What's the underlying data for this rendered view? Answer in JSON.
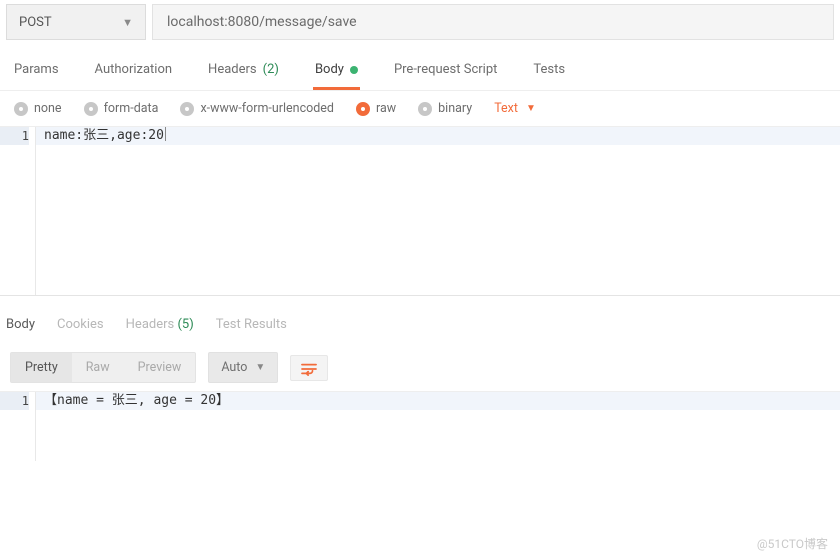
{
  "method": "POST",
  "url": "localhost:8080/message/save",
  "request_tabs": {
    "params": "Params",
    "auth": "Authorization",
    "headers_label": "Headers",
    "headers_count": "(2)",
    "body": "Body",
    "prerequest": "Pre-request Script",
    "tests": "Tests"
  },
  "body_types": {
    "none": "none",
    "formdata": "form-data",
    "urlenc": "x-www-form-urlencoded",
    "raw": "raw",
    "binary": "binary",
    "text": "Text"
  },
  "request_body_line1": "name:张三,age:20",
  "line_number_1": "1",
  "response_tabs": {
    "body": "Body",
    "cookies": "Cookies",
    "headers_label": "Headers",
    "headers_count": "(5)",
    "test_results": "Test Results"
  },
  "response_view": {
    "pretty": "Pretty",
    "raw": "Raw",
    "preview": "Preview",
    "auto": "Auto"
  },
  "response_body_line1": "【name = 张三, age = 20】",
  "watermark": "@51CTO博客"
}
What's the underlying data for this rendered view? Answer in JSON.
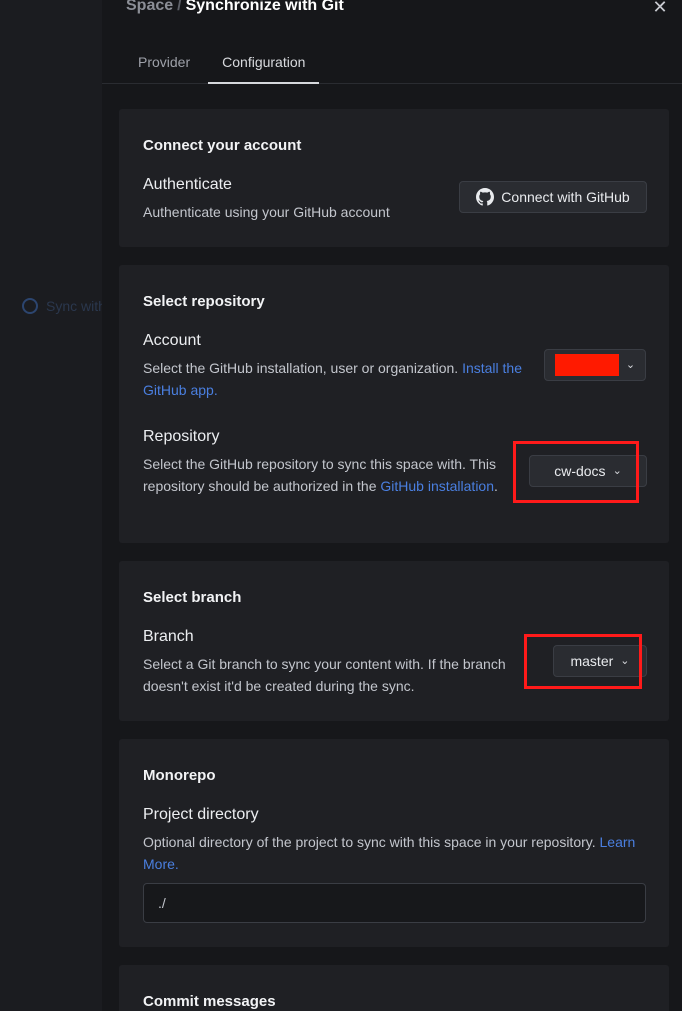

*To do*
Every record above should be transcribed exactly; the pictures stay out of the copy.

*Exercise result*
What's the underlying data for this rendered view? Answer in JSON.
{
  "method": "POST",
  "url": "localhost:8080/message/save",
  "request_tabs": {
    "params": "Params",
    "auth": "Authorization",
    "headers_label": "Headers",
    "headers_count": "(2)",
    "body": "Body",
    "prerequest": "Pre-request Script",
    "tests": "Tests"
  },
  "body_types": {
    "none": "none",
    "formdata": "form-data",
    "urlenc": "x-www-form-urlencoded",
    "raw": "raw",
    "binary": "binary",
    "text": "Text"
  },
  "request_body_line1": "name:张三,age:20",
  "line_number_1": "1",
  "response_tabs": {
    "body": "Body",
    "cookies": "Cookies",
    "headers_label": "Headers",
    "headers_count": "(5)",
    "test_results": "Test Results"
  },
  "response_view": {
    "pretty": "Pretty",
    "raw": "Raw",
    "preview": "Preview",
    "auto": "Auto"
  },
  "response_body_line1": "【name = 张三, age = 20】",
  "watermark": "@51CTO博客"
}
What's the underlying data for this rendered view? Answer in JSON.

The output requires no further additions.